Copy out every line of the data exactly.
★ ★ ★ ★ ★ ★ ★
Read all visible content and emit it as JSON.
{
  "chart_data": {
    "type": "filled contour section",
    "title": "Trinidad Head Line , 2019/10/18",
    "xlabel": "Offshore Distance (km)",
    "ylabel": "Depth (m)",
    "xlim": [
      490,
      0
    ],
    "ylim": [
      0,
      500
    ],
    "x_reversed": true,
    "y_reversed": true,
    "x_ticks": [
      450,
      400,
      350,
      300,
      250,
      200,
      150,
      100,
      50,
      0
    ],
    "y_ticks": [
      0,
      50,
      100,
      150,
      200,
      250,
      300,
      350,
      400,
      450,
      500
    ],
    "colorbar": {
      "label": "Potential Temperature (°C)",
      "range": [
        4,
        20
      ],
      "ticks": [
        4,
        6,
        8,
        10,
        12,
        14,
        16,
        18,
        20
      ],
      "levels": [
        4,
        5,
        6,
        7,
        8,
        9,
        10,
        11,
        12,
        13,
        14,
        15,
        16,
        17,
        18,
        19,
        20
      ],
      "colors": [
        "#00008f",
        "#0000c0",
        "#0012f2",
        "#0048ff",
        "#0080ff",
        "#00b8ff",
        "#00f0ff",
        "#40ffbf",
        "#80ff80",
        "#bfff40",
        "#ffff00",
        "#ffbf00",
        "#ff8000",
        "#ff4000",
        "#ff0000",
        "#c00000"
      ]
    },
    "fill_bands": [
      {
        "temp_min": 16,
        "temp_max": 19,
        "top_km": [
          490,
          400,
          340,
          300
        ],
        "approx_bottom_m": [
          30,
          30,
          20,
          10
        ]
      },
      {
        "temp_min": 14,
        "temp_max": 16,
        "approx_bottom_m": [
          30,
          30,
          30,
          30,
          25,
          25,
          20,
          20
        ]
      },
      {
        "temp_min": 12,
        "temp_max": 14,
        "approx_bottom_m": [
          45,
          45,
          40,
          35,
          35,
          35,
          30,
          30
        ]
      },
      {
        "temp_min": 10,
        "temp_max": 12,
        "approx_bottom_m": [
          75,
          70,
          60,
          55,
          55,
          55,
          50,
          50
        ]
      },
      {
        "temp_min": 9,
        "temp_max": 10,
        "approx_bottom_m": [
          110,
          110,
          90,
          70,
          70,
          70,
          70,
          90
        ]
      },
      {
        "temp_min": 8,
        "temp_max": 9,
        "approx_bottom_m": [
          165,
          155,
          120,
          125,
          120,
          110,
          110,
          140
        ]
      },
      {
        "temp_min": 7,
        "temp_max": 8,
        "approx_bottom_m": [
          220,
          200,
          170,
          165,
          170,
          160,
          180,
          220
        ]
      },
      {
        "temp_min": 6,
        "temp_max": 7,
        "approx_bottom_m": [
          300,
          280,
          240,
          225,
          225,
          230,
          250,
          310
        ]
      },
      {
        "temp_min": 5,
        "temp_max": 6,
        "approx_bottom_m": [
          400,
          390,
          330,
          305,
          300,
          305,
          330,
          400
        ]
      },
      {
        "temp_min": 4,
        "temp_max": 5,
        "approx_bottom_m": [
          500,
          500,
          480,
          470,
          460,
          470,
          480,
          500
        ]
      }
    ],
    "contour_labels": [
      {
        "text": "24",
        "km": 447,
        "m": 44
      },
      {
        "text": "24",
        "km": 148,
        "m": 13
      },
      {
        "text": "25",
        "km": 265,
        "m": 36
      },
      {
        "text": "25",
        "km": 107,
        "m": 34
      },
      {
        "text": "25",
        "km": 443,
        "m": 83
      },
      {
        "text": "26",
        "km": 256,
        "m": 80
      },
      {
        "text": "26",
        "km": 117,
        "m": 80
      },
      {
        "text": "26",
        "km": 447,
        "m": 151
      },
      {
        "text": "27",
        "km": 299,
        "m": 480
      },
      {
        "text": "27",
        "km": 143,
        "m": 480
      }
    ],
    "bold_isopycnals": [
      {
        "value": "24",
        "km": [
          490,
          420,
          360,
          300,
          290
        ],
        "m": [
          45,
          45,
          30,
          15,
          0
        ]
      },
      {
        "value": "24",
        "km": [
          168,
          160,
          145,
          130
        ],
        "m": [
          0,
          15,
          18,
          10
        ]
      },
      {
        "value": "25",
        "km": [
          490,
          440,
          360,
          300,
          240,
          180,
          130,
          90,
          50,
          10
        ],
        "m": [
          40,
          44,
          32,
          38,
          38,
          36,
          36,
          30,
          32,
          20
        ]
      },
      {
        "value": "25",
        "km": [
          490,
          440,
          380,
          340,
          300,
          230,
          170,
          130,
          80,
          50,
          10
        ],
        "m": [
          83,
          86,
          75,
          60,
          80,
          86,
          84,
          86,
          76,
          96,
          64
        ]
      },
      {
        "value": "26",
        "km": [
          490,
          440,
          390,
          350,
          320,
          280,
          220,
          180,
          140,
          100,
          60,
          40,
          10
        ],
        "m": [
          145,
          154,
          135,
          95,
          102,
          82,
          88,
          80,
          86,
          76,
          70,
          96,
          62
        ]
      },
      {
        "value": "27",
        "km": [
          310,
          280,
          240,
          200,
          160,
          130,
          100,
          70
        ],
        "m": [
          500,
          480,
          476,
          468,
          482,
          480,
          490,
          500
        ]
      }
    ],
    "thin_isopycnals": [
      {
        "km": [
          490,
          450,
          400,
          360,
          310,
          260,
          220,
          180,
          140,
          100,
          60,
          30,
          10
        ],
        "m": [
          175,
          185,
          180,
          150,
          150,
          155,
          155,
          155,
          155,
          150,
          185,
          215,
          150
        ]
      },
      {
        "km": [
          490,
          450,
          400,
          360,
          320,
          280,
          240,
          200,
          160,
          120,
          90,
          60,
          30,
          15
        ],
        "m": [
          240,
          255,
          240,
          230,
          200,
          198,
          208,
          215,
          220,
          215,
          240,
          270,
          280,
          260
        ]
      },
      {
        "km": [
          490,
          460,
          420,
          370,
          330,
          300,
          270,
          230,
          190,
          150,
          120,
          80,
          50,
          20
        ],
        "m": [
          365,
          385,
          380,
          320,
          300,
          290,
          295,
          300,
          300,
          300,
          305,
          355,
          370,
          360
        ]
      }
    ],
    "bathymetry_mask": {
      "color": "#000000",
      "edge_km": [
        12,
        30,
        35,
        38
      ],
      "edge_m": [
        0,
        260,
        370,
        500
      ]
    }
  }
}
★ ★ ★ ★ ★ ★ ★
* Solution for this exercise
Read all visible content and emit it as JSON.
{
  "chart_data": {
    "type": "filled contour section",
    "title": "Trinidad Head Line , 2019/10/18",
    "xlabel": "Offshore Distance (km)",
    "ylabel": "Depth (m)",
    "xlim": [
      490,
      0
    ],
    "ylim": [
      0,
      500
    ],
    "x_reversed": true,
    "y_reversed": true,
    "x_ticks": [
      450,
      400,
      350,
      300,
      250,
      200,
      150,
      100,
      50,
      0
    ],
    "y_ticks": [
      0,
      50,
      100,
      150,
      200,
      250,
      300,
      350,
      400,
      450,
      500
    ],
    "colorbar": {
      "label": "Potential Temperature (°C)",
      "range": [
        4,
        20
      ],
      "ticks": [
        4,
        6,
        8,
        10,
        12,
        14,
        16,
        18,
        20
      ],
      "levels": [
        4,
        5,
        6,
        7,
        8,
        9,
        10,
        11,
        12,
        13,
        14,
        15,
        16,
        17,
        18,
        19,
        20
      ],
      "colors": [
        "#00008f",
        "#0000c0",
        "#0012f2",
        "#0048ff",
        "#0080ff",
        "#00b8ff",
        "#00f0ff",
        "#40ffbf",
        "#80ff80",
        "#bfff40",
        "#ffff00",
        "#ffbf00",
        "#ff8000",
        "#ff4000",
        "#ff0000",
        "#c00000"
      ]
    },
    "fill_bands": [
      {
        "temp_min": 16,
        "temp_max": 19,
        "top_km": [
          490,
          400,
          340,
          300
        ],
        "approx_bottom_m": [
          30,
          30,
          20,
          10
        ]
      },
      {
        "temp_min": 14,
        "temp_max": 16,
        "approx_bottom_m": [
          30,
          30,
          30,
          30,
          25,
          25,
          20,
          20
        ]
      },
      {
        "temp_min": 12,
        "temp_max": 14,
        "approx_bottom_m": [
          45,
          45,
          40,
          35,
          35,
          35,
          30,
          30
        ]
      },
      {
        "temp_min": 10,
        "temp_max": 12,
        "approx_bottom_m": [
          75,
          70,
          60,
          55,
          55,
          55,
          50,
          50
        ]
      },
      {
        "temp_min": 9,
        "temp_max": 10,
        "approx_bottom_m": [
          110,
          110,
          90,
          70,
          70,
          70,
          70,
          90
        ]
      },
      {
        "temp_min": 8,
        "temp_max": 9,
        "approx_bottom_m": [
          165,
          155,
          120,
          125,
          120,
          110,
          110,
          140
        ]
      },
      {
        "temp_min": 7,
        "temp_max": 8,
        "approx_bottom_m": [
          220,
          200,
          170,
          165,
          170,
          160,
          180,
          220
        ]
      },
      {
        "temp_min": 6,
        "temp_max": 7,
        "approx_bottom_m": [
          300,
          280,
          240,
          225,
          225,
          230,
          250,
          310
        ]
      },
      {
        "temp_min": 5,
        "temp_max": 6,
        "approx_bottom_m": [
          400,
          390,
          330,
          305,
          300,
          305,
          330,
          400
        ]
      },
      {
        "temp_min": 4,
        "temp_max": 5,
        "approx_bottom_m": [
          500,
          500,
          480,
          470,
          460,
          470,
          480,
          500
        ]
      }
    ],
    "contour_labels": [
      {
        "text": "24",
        "km": 447,
        "m": 44
      },
      {
        "text": "24",
        "km": 148,
        "m": 13
      },
      {
        "text": "25",
        "km": 265,
        "m": 36
      },
      {
        "text": "25",
        "km": 107,
        "m": 34
      },
      {
        "text": "25",
        "km": 443,
        "m": 83
      },
      {
        "text": "26",
        "km": 256,
        "m": 80
      },
      {
        "text": "26",
        "km": 117,
        "m": 80
      },
      {
        "text": "26",
        "km": 447,
        "m": 151
      },
      {
        "text": "27",
        "km": 299,
        "m": 480
      },
      {
        "text": "27",
        "km": 143,
        "m": 480
      }
    ],
    "bold_isopycnals": [
      {
        "value": "24",
        "km": [
          490,
          420,
          360,
          300,
          290
        ],
        "m": [
          45,
          45,
          30,
          15,
          0
        ]
      },
      {
        "value": "24",
        "km": [
          168,
          160,
          145,
          130
        ],
        "m": [
          0,
          15,
          18,
          10
        ]
      },
      {
        "value": "25",
        "km": [
          490,
          440,
          360,
          300,
          240,
          180,
          130,
          90,
          50,
          10
        ],
        "m": [
          40,
          44,
          32,
          38,
          38,
          36,
          36,
          30,
          32,
          20
        ]
      },
      {
        "value": "25",
        "km": [
          490,
          440,
          380,
          340,
          300,
          230,
          170,
          130,
          80,
          50,
          10
        ],
        "m": [
          83,
          86,
          75,
          60,
          80,
          86,
          84,
          86,
          76,
          96,
          64
        ]
      },
      {
        "value": "26",
        "km": [
          490,
          440,
          390,
          350,
          320,
          280,
          220,
          180,
          140,
          100,
          60,
          40,
          10
        ],
        "m": [
          145,
          154,
          135,
          95,
          102,
          82,
          88,
          80,
          86,
          76,
          70,
          96,
          62
        ]
      },
      {
        "value": "27",
        "km": [
          310,
          280,
          240,
          200,
          160,
          130,
          100,
          70
        ],
        "m": [
          500,
          480,
          476,
          468,
          482,
          480,
          490,
          500
        ]
      }
    ],
    "thin_isopycnals": [
      {
        "km": [
          490,
          450,
          400,
          360,
          310,
          260,
          220,
          180,
          140,
          100,
          60,
          30,
          10
        ],
        "m": [
          175,
          185,
          180,
          150,
          150,
          155,
          155,
          155,
          155,
          150,
          185,
          215,
          150
        ]
      },
      {
        "km": [
          490,
          450,
          400,
          360,
          320,
          280,
          240,
          200,
          160,
          120,
          90,
          60,
          30,
          15
        ],
        "m": [
          240,
          255,
          240,
          230,
          200,
          198,
          208,
          215,
          220,
          215,
          240,
          270,
          280,
          260
        ]
      },
      {
        "km": [
          490,
          460,
          420,
          370,
          330,
          300,
          270,
          230,
          190,
          150,
          120,
          80,
          50,
          20
        ],
        "m": [
          365,
          385,
          380,
          320,
          300,
          290,
          295,
          300,
          300,
          300,
          305,
          355,
          370,
          360
        ]
      }
    ],
    "bathymetry_mask": {
      "color": "#000000",
      "edge_km": [
        12,
        30,
        35,
        38
      ],
      "edge_m": [
        0,
        260,
        370,
        500
      ]
    }
  }
}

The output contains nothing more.